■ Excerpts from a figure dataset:
START

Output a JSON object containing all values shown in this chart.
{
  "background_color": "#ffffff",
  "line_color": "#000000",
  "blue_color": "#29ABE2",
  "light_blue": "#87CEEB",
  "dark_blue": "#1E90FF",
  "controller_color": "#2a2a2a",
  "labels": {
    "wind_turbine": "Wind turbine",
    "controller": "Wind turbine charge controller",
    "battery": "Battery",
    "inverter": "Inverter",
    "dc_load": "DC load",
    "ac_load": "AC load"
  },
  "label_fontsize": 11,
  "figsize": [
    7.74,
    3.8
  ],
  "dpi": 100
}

END

■ WORK INSTRUCTIONS: Output every entry shown above, exactly.

■ TASK SOLUTION:
Output a JSON object containing all values shown in this chart.
{
  "background_color": "#ffffff",
  "line_color": "#000000",
  "blue_color": "#29ABE2",
  "light_blue": "#87CEEB",
  "dark_blue": "#1E90FF",
  "controller_color": "#2a2a2a",
  "labels": {
    "wind_turbine": "Wind turbine",
    "controller": "Wind turbine charge controller",
    "battery": "Battery",
    "inverter": "Inverter",
    "dc_load": "DC load",
    "ac_load": "AC load"
  },
  "label_fontsize": 11,
  "figsize": [
    7.74,
    3.8
  ],
  "dpi": 100
}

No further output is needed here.